-- WRITTEN PROBLEM --
Repeat each record below exactly, dropping the pictures.

** START RECORDS FOR THE TASK **

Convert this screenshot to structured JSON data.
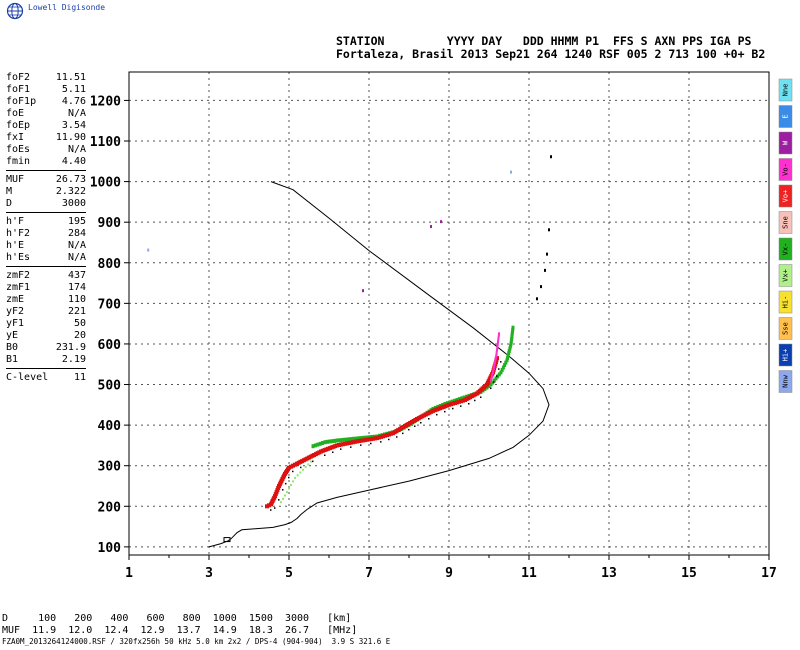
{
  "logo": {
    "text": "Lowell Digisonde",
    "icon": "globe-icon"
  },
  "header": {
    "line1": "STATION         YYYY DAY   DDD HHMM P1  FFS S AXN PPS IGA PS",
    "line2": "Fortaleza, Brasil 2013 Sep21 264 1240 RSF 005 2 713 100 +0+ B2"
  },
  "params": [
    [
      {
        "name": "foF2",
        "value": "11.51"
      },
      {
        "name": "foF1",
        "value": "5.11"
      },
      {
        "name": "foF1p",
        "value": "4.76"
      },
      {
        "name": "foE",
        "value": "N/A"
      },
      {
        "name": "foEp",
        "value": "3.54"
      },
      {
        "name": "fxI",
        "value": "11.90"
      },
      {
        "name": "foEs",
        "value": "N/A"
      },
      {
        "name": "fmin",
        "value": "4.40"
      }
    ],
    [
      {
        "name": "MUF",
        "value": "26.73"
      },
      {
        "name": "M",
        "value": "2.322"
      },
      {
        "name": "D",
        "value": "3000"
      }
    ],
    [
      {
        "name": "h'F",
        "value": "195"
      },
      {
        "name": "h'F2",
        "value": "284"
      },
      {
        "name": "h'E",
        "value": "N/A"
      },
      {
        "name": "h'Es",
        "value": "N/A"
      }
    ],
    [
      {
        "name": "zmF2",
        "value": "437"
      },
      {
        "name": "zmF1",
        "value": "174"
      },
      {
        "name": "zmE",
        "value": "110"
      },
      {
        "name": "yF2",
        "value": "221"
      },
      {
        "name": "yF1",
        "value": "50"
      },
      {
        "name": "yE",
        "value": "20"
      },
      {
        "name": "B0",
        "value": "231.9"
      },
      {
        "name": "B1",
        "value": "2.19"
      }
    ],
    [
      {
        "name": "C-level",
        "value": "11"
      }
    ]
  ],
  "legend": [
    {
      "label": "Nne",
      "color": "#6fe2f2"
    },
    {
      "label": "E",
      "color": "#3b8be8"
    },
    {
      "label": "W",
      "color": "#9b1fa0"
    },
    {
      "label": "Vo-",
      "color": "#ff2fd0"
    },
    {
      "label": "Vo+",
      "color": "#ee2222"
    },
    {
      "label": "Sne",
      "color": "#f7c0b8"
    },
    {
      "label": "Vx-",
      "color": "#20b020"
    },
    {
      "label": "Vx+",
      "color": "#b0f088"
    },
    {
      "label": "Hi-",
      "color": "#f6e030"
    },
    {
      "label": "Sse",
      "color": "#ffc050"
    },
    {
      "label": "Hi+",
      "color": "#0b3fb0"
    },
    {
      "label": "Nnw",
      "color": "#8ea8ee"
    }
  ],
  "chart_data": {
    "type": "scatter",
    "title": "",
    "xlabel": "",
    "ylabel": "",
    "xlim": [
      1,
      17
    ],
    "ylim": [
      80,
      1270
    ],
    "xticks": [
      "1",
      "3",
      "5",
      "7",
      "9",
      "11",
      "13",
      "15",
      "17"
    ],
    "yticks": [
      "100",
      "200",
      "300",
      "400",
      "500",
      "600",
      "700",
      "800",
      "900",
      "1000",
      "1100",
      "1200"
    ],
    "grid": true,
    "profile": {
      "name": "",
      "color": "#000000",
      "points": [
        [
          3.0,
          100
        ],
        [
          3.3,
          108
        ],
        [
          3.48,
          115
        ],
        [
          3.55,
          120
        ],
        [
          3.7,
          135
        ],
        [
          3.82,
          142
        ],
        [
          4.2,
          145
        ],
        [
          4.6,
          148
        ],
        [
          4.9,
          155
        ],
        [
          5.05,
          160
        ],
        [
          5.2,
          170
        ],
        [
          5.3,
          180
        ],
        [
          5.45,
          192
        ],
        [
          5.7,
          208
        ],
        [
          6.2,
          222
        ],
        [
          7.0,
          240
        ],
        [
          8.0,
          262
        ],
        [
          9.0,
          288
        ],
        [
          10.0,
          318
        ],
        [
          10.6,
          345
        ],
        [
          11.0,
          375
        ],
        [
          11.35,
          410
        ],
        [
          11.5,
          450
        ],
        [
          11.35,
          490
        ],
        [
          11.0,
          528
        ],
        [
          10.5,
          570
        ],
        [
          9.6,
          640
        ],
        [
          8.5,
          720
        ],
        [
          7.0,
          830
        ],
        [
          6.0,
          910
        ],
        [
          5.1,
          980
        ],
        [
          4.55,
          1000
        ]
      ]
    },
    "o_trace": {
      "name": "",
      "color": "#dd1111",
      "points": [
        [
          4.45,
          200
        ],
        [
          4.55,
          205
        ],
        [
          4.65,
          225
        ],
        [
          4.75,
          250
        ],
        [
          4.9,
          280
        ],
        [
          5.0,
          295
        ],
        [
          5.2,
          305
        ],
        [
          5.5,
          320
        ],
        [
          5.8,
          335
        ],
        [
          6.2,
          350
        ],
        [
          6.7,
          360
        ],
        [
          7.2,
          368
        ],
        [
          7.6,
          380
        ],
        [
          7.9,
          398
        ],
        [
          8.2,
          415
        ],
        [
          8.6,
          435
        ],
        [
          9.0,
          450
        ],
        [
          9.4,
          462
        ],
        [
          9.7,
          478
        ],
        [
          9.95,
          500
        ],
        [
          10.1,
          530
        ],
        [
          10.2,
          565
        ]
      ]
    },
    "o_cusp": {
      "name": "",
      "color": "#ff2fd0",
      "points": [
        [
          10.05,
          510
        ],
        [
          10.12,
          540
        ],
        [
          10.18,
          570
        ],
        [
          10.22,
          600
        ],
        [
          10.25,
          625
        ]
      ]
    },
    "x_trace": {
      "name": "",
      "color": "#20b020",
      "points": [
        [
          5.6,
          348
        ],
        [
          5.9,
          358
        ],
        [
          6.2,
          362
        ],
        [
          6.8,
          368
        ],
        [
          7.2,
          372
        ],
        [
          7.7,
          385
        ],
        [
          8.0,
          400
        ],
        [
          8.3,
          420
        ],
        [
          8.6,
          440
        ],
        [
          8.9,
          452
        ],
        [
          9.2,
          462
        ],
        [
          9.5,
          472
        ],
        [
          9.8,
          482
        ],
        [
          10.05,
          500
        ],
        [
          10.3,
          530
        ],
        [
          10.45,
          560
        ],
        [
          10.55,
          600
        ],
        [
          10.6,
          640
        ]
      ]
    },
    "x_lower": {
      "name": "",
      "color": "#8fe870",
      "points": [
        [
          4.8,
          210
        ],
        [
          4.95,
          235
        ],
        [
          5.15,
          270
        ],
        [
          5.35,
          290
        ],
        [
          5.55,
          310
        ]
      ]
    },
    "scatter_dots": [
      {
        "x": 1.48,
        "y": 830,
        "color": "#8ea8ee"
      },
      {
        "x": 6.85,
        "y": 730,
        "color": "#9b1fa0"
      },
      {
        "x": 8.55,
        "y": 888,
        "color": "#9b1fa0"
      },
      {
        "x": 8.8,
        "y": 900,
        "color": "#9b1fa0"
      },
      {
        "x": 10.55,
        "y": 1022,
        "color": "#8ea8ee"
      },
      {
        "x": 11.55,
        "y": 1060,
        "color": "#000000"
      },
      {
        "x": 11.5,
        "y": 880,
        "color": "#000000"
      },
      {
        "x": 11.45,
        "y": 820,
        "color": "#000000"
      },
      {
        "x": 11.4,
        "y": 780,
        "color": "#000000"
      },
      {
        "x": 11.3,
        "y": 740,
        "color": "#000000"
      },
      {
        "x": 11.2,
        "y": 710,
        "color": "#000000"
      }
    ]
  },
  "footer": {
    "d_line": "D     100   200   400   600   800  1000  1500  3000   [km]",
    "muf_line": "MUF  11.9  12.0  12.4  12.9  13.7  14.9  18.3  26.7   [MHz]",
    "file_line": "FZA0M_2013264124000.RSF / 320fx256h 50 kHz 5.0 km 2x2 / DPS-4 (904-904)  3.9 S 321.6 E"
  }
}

** END RECORDS FOR THE TASK **

-- TASK SOLUTION --
Convert this screenshot to structured JSON data.
{
  "logo": {
    "text": "Lowell Digisonde",
    "icon": "globe-icon"
  },
  "header": {
    "line1": "STATION         YYYY DAY   DDD HHMM P1  FFS S AXN PPS IGA PS",
    "line2": "Fortaleza, Brasil 2013 Sep21 264 1240 RSF 005 2 713 100 +0+ B2"
  },
  "params": [
    [
      {
        "name": "foF2",
        "value": "11.51"
      },
      {
        "name": "foF1",
        "value": "5.11"
      },
      {
        "name": "foF1p",
        "value": "4.76"
      },
      {
        "name": "foE",
        "value": "N/A"
      },
      {
        "name": "foEp",
        "value": "3.54"
      },
      {
        "name": "fxI",
        "value": "11.90"
      },
      {
        "name": "foEs",
        "value": "N/A"
      },
      {
        "name": "fmin",
        "value": "4.40"
      }
    ],
    [
      {
        "name": "MUF",
        "value": "26.73"
      },
      {
        "name": "M",
        "value": "2.322"
      },
      {
        "name": "D",
        "value": "3000"
      }
    ],
    [
      {
        "name": "h'F",
        "value": "195"
      },
      {
        "name": "h'F2",
        "value": "284"
      },
      {
        "name": "h'E",
        "value": "N/A"
      },
      {
        "name": "h'Es",
        "value": "N/A"
      }
    ],
    [
      {
        "name": "zmF2",
        "value": "437"
      },
      {
        "name": "zmF1",
        "value": "174"
      },
      {
        "name": "zmE",
        "value": "110"
      },
      {
        "name": "yF2",
        "value": "221"
      },
      {
        "name": "yF1",
        "value": "50"
      },
      {
        "name": "yE",
        "value": "20"
      },
      {
        "name": "B0",
        "value": "231.9"
      },
      {
        "name": "B1",
        "value": "2.19"
      }
    ],
    [
      {
        "name": "C-level",
        "value": "11"
      }
    ]
  ],
  "legend": [
    {
      "label": "Nne",
      "color": "#6fe2f2"
    },
    {
      "label": "E",
      "color": "#3b8be8"
    },
    {
      "label": "W",
      "color": "#9b1fa0"
    },
    {
      "label": "Vo-",
      "color": "#ff2fd0"
    },
    {
      "label": "Vo+",
      "color": "#ee2222"
    },
    {
      "label": "Sne",
      "color": "#f7c0b8"
    },
    {
      "label": "Vx-",
      "color": "#20b020"
    },
    {
      "label": "Vx+",
      "color": "#b0f088"
    },
    {
      "label": "Hi-",
      "color": "#f6e030"
    },
    {
      "label": "Sse",
      "color": "#ffc050"
    },
    {
      "label": "Hi+",
      "color": "#0b3fb0"
    },
    {
      "label": "Nnw",
      "color": "#8ea8ee"
    }
  ],
  "chart_data": {
    "type": "scatter",
    "title": "",
    "xlabel": "",
    "ylabel": "",
    "xlim": [
      1,
      17
    ],
    "ylim": [
      80,
      1270
    ],
    "xticks": [
      "1",
      "3",
      "5",
      "7",
      "9",
      "11",
      "13",
      "15",
      "17"
    ],
    "yticks": [
      "100",
      "200",
      "300",
      "400",
      "500",
      "600",
      "700",
      "800",
      "900",
      "1000",
      "1100",
      "1200"
    ],
    "grid": true,
    "profile": {
      "name": "",
      "color": "#000000",
      "points": [
        [
          3.0,
          100
        ],
        [
          3.3,
          108
        ],
        [
          3.48,
          115
        ],
        [
          3.55,
          120
        ],
        [
          3.7,
          135
        ],
        [
          3.82,
          142
        ],
        [
          4.2,
          145
        ],
        [
          4.6,
          148
        ],
        [
          4.9,
          155
        ],
        [
          5.05,
          160
        ],
        [
          5.2,
          170
        ],
        [
          5.3,
          180
        ],
        [
          5.45,
          192
        ],
        [
          5.7,
          208
        ],
        [
          6.2,
          222
        ],
        [
          7.0,
          240
        ],
        [
          8.0,
          262
        ],
        [
          9.0,
          288
        ],
        [
          10.0,
          318
        ],
        [
          10.6,
          345
        ],
        [
          11.0,
          375
        ],
        [
          11.35,
          410
        ],
        [
          11.5,
          450
        ],
        [
          11.35,
          490
        ],
        [
          11.0,
          528
        ],
        [
          10.5,
          570
        ],
        [
          9.6,
          640
        ],
        [
          8.5,
          720
        ],
        [
          7.0,
          830
        ],
        [
          6.0,
          910
        ],
        [
          5.1,
          980
        ],
        [
          4.55,
          1000
        ]
      ]
    },
    "o_trace": {
      "name": "",
      "color": "#dd1111",
      "points": [
        [
          4.45,
          200
        ],
        [
          4.55,
          205
        ],
        [
          4.65,
          225
        ],
        [
          4.75,
          250
        ],
        [
          4.9,
          280
        ],
        [
          5.0,
          295
        ],
        [
          5.2,
          305
        ],
        [
          5.5,
          320
        ],
        [
          5.8,
          335
        ],
        [
          6.2,
          350
        ],
        [
          6.7,
          360
        ],
        [
          7.2,
          368
        ],
        [
          7.6,
          380
        ],
        [
          7.9,
          398
        ],
        [
          8.2,
          415
        ],
        [
          8.6,
          435
        ],
        [
          9.0,
          450
        ],
        [
          9.4,
          462
        ],
        [
          9.7,
          478
        ],
        [
          9.95,
          500
        ],
        [
          10.1,
          530
        ],
        [
          10.2,
          565
        ]
      ]
    },
    "o_cusp": {
      "name": "",
      "color": "#ff2fd0",
      "points": [
        [
          10.05,
          510
        ],
        [
          10.12,
          540
        ],
        [
          10.18,
          570
        ],
        [
          10.22,
          600
        ],
        [
          10.25,
          625
        ]
      ]
    },
    "x_trace": {
      "name": "",
      "color": "#20b020",
      "points": [
        [
          5.6,
          348
        ],
        [
          5.9,
          358
        ],
        [
          6.2,
          362
        ],
        [
          6.8,
          368
        ],
        [
          7.2,
          372
        ],
        [
          7.7,
          385
        ],
        [
          8.0,
          400
        ],
        [
          8.3,
          420
        ],
        [
          8.6,
          440
        ],
        [
          8.9,
          452
        ],
        [
          9.2,
          462
        ],
        [
          9.5,
          472
        ],
        [
          9.8,
          482
        ],
        [
          10.05,
          500
        ],
        [
          10.3,
          530
        ],
        [
          10.45,
          560
        ],
        [
          10.55,
          600
        ],
        [
          10.6,
          640
        ]
      ]
    },
    "x_lower": {
      "name": "",
      "color": "#8fe870",
      "points": [
        [
          4.8,
          210
        ],
        [
          4.95,
          235
        ],
        [
          5.15,
          270
        ],
        [
          5.35,
          290
        ],
        [
          5.55,
          310
        ]
      ]
    },
    "scatter_dots": [
      {
        "x": 1.48,
        "y": 830,
        "color": "#8ea8ee"
      },
      {
        "x": 6.85,
        "y": 730,
        "color": "#9b1fa0"
      },
      {
        "x": 8.55,
        "y": 888,
        "color": "#9b1fa0"
      },
      {
        "x": 8.8,
        "y": 900,
        "color": "#9b1fa0"
      },
      {
        "x": 10.55,
        "y": 1022,
        "color": "#8ea8ee"
      },
      {
        "x": 11.55,
        "y": 1060,
        "color": "#000000"
      },
      {
        "x": 11.5,
        "y": 880,
        "color": "#000000"
      },
      {
        "x": 11.45,
        "y": 820,
        "color": "#000000"
      },
      {
        "x": 11.4,
        "y": 780,
        "color": "#000000"
      },
      {
        "x": 11.3,
        "y": 740,
        "color": "#000000"
      },
      {
        "x": 11.2,
        "y": 710,
        "color": "#000000"
      }
    ]
  },
  "footer": {
    "d_line": "D     100   200   400   600   800  1000  1500  3000   [km]",
    "muf_line": "MUF  11.9  12.0  12.4  12.9  13.7  14.9  18.3  26.7   [MHz]",
    "file_line": "FZA0M_2013264124000.RSF / 320fx256h 50 kHz 5.0 km 2x2 / DPS-4 (904-904)  3.9 S 321.6 E"
  }
}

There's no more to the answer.